### Brief:
Reproduce word for word the lines from the first one through the line containing "571, 1064, 1016]", with both of those lines included.

──────────────────────────────

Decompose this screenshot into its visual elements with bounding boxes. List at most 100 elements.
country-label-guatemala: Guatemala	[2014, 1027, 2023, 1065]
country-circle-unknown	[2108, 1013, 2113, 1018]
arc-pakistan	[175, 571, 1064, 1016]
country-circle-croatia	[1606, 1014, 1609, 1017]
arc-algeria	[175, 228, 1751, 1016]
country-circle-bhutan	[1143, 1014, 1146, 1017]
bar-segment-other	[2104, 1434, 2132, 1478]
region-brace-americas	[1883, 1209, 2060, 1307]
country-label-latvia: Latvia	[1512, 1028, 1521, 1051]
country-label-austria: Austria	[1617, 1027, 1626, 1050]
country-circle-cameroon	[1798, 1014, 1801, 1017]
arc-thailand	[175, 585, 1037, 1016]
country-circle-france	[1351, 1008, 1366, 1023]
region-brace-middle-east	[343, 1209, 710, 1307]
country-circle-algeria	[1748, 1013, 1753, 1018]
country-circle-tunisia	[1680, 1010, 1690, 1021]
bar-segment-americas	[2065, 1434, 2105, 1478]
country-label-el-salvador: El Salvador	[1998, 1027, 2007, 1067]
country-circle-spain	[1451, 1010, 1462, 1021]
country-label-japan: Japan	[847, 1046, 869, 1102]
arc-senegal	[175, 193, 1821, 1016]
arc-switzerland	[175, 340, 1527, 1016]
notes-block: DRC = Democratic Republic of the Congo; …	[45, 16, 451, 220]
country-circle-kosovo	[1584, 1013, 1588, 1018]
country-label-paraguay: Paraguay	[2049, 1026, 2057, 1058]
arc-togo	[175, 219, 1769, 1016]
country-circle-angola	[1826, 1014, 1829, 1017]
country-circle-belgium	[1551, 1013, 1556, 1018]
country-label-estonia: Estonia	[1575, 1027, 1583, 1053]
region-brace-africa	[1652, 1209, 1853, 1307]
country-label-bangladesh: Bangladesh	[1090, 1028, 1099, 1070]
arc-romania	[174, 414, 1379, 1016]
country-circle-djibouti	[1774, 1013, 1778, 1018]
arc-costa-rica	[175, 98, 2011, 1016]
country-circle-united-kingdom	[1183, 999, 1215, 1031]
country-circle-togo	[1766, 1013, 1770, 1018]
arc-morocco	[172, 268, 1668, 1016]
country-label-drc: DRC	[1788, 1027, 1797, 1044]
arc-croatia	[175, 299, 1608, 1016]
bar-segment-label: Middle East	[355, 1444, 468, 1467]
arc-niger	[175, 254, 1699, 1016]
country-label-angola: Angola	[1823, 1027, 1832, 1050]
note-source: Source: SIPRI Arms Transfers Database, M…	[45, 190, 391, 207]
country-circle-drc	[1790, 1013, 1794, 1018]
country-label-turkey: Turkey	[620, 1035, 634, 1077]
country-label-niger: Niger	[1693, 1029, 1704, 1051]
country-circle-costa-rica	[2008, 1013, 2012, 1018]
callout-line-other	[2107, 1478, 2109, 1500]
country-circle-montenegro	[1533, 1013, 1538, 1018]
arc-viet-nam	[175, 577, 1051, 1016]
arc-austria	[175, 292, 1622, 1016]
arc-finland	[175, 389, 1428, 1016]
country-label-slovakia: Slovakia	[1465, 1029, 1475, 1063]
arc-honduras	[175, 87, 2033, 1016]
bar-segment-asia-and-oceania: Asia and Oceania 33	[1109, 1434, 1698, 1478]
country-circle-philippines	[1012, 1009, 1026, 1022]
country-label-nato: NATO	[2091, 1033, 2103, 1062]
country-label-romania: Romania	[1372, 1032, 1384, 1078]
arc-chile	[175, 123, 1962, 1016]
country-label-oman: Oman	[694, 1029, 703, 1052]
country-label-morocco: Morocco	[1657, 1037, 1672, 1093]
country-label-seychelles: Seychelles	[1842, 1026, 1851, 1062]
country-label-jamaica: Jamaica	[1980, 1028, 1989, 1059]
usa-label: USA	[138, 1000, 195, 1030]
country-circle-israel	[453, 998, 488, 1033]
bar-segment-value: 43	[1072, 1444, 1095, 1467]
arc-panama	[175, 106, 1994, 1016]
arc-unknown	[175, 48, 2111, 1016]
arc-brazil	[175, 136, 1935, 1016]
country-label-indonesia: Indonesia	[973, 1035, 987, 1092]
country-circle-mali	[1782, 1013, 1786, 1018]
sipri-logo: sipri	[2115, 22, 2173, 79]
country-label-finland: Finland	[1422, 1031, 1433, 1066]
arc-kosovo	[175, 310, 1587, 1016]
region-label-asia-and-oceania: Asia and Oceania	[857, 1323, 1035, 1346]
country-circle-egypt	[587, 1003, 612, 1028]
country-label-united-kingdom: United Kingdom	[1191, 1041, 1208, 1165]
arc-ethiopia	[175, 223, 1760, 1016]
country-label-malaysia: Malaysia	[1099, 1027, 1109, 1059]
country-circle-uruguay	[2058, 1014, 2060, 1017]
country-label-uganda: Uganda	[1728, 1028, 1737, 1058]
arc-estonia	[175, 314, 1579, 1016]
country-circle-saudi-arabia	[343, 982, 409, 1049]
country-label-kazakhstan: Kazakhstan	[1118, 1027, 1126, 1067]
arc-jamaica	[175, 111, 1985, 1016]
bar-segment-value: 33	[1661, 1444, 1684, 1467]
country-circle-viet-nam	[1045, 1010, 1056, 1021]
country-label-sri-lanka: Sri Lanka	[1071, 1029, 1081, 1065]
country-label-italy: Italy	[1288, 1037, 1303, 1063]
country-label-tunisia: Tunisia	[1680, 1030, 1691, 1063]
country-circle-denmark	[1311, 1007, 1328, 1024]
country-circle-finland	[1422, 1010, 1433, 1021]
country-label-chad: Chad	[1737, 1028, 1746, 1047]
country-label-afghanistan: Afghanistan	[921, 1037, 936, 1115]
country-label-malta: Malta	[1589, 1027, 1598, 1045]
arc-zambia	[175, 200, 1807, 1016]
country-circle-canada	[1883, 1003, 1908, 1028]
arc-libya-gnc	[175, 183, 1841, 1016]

──────────────────────────────

### Final answer:
Decompose this screenshot into its visual elements with bounding boxes. List at most 100 elements.
country-label-guatemala: Guatemala	[2014, 1027, 2023, 1065]
country-circle-unknown	[2108, 1013, 2113, 1018]
arc-pakistan	[175, 571, 1064, 1016]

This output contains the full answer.